▶ _Set task_: Wherever the word "самоуправления" appears in a line, extract that line.

▶ _Exercise inputs_:
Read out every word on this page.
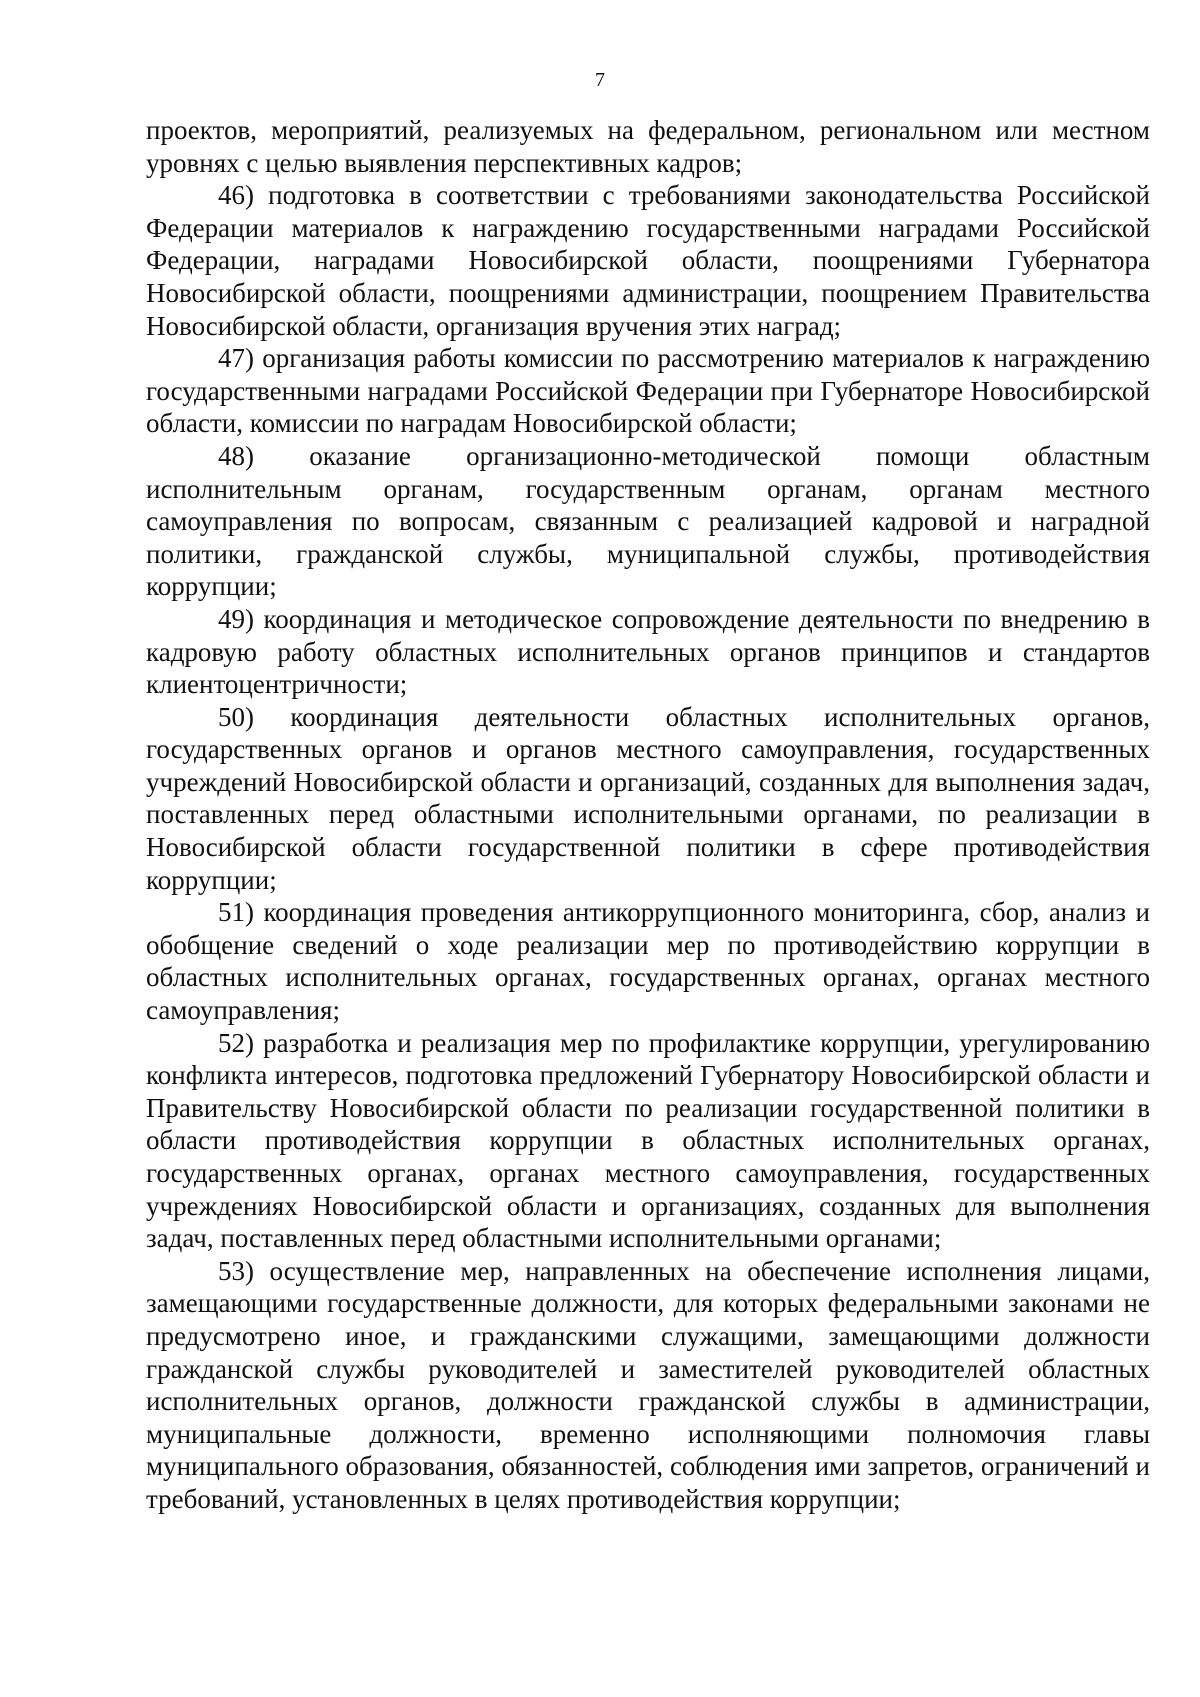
7

проектов, мероприятий, реализуемых на федеральном, региональном или местном уровнях с целью выявления перспективных кадров;

46) подготовка в соответствии с требованиями законодательства Российской Федерации материалов к награждению государственными наградами Российской Федерации, наградами Новосибирской области, поощрениями Губернатора Новосибирской области, поощрениями администрации, поощрением Правительства Новосибирской области, организация вручения этих наград;

47) организация работы комиссии по рассмотрению материалов к награждению государственными наградами Российской Федерации при Губернаторе Новосибирской области, комиссии по наградам Новосибирской области;

48) оказание организационно-методической помощи областным исполнительным органам, государственным органам, органам местного самоуправления по вопросам, связанным с реализацией кадровой и наградной политики, гражданской службы, муниципальной службы, противодействия коррупции;

49) координация и методическое сопровождение деятельности по внедрению в кадровую работу областных исполнительных органов принципов и стандартов клиентоцентричности;

50) координация деятельности областных исполнительных органов, государственных органов и органов местного самоуправления, государственных учреждений Новосибирской области и организаций, созданных для выполнения задач, поставленных перед областными исполнительными органами, по реализации в Новосибирской области государственной политики в сфере противодействия коррупции;

51) координация проведения антикоррупционного мониторинга, сбор, анализ и обобщение сведений о ходе реализации мер по противодействию коррупции в областных исполнительных органах, государственных органах, органах местного самоуправления;

52) разработка и реализация мер по профилактике коррупции, урегулированию конфликта интересов, подготовка предложений Губернатору Новосибирской области и Правительству Новосибирской области по реализации государственной политики в области противодействия коррупции в областных исполнительных органах, государственных органах, органах местного самоуправления, государственных учреждениях Новосибирской области и организациях, созданных для выполнения задач, поставленных перед областными исполнительными органами;

53) осуществление мер, направленных на обеспечение исполнения лицами, замещающими государственные должности, для которых федеральными законами не предусмотрено иное, и гражданскими служащими, замещающими должности гражданской службы руководителей и заместителей руководителей областных исполнительных органов, должности гражданской службы в администрации, муниципальные должности, временно исполняющими полномочия главы муниципального образования, обязанностей, соблюдения ими запретов, ограничений и требований, установленных в целях противодействия коррупции;
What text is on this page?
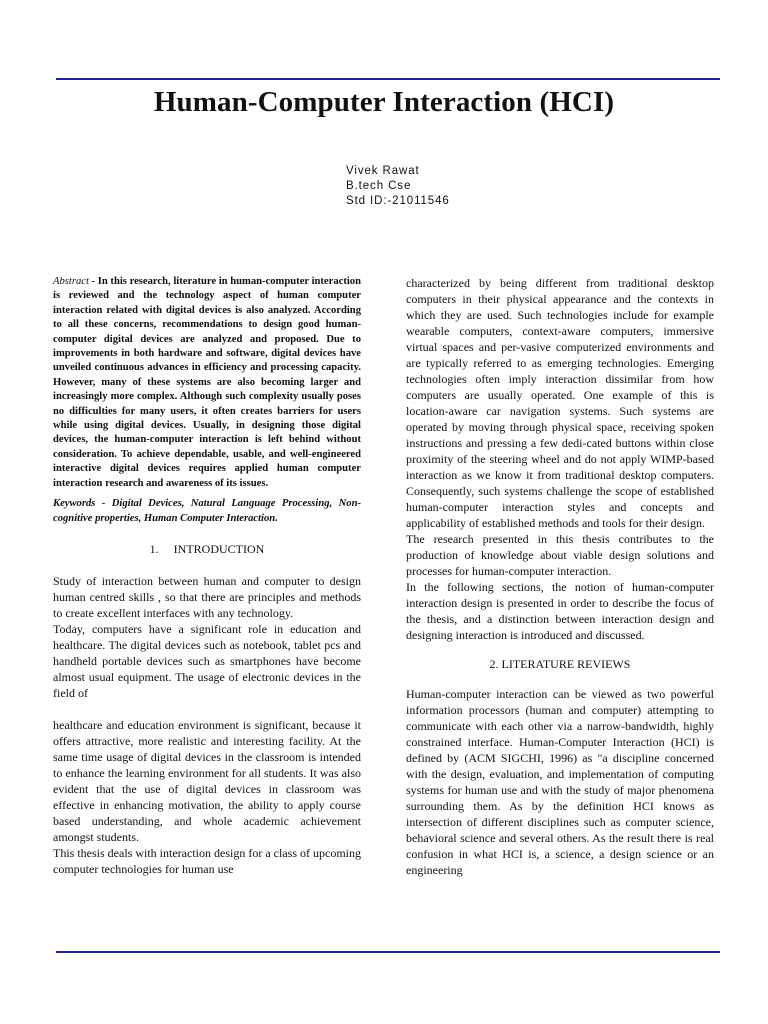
Human-Computer Interaction (HCI)
Vivek Rawat
B.tech Cse
Std ID:-21011546

Abstract - In this research, literature in human-computer interaction is reviewed and the technology aspect of human computer interaction related with digital devices is also analyzed. According to all these concerns, recommendations to design good human-computer digital devices are analyzed and proposed. Due to improvements in both hardware and software, digital devices have unveiled continuous advances in efficiency and processing capacity. However, many of these systems are also becoming larger and increasingly more complex. Although such complexity usually poses no difficulties for many users, it often creates barriers for users while using digital devices. Usually, in designing those digital devices, the human-computer interaction is left behind without consideration. To achieve dependable, usable, and well-engineered interactive digital devices requires applied human computer interaction research and awareness of its issues.

Keywords - Digital Devices, Natural Language Processing, Non-cognitive properties, Human Computer Interaction.

1.     INTRODUCTION

Study of interaction between human and computer to design human centred skills , so that there are principles and methods to create excellent interfaces with any technology.

Today, computers have a significant role in education and healthcare. The digital devices such as notebook, tablet pcs and handheld portable devices such as smartphones have become almost usual equipment. The usage of electronic devices in the field of

healthcare and education environment is significant, because it offers attractive, more realistic and interesting facility. At the same time usage of digital devices in the classroom is intended to enhance the learning environment for all students. It was also evident that the use of digital devices in classroom was effective in enhancing motivation, the ability to apply course based understanding, and whole academic achievement amongst students.

This thesis deals with interaction design for a class of upcoming computer technologies for human use

characterized by being different from traditional desktop computers in their physical appearance and the contexts in which they are used. Such technologies include for example wearable computers, context-aware computers, immersive virtual spaces and per-vasive computerized environments and are typically referred to as emerging technologies. Emerging technologies often imply interaction dissimilar from how computers are usually operated. One example of this is location-aware car navigation systems. Such systems are operated by moving through physical space, receiving spoken instructions and pressing a few dedi-cated buttons within close proximity of the steering wheel and do not apply WIMP-based interaction as we know it from traditional desktop computers. Consequently, such systems challenge the scope of established human-computer interaction styles and concepts and applicability of established methods and tools for their design.

The research presented in this thesis contributes to the production of knowledge about viable design solutions and processes for human-computer interaction.

In the following sections, the notion of human-computer interaction design is presented in order to describe the focus of the thesis, and a distinction between interaction design and designing interaction is introduced and discussed.

2. LITERATURE REVIEWS

Human-computer interaction can be viewed as two powerful information processors (human and computer) attempting to communicate with each other via a narrow-bandwidth, highly constrained interface. Human-Computer Interaction (HCI) is defined by (ACM SIGCHI, 1996) as "a discipline concerned with the design, evaluation, and implementation of computing systems for human use and with the study of major phenomena surrounding them. As by the definition HCI knows as intersection of different disciplines such as computer science, behavioral science and several others. As the result there is real confusion in what HCI is, a science, a design science or an engineering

▶ _Expected answer_:
48) оказание организационно-методической помощи областным исполнительным органам, государственным органам, органам местного самоуправления по вопросам, связанным с реализацией кадровой и наградной политики, гражданской службы, муниципальной службы, противодействия коррупции;
50) координация деятельности областных исполнительных органов, государственных органов и органов местного самоуправления, государственных учреждений Новосибирской области и организаций, созданных для выполнения задач, поставленных перед областными исполнительными органами, по реализации в Новосибирской области государственной политики в сфере противодействия коррупции;
51) координация проведения антикоррупционного мониторинга, сбор, анализ и обобщение сведений о ходе реализации мер по противодействию коррупции в областных исполнительных органах, государственных органах, органах местного самоуправления;
52) разработка и реализация мер по профилактике коррупции, урегулированию конфликта интересов, подготовка предложений Губернатору Новосибирской области и Правительству Новосибирской области по реализации государственной политики в области противодействия коррупции в областных исполнительных органах, государственных органах, органах местного самоуправления, государственных учреждениях Новосибирской области и организациях, созданных для выполнения задач, поставленных перед областными исполнительными органами;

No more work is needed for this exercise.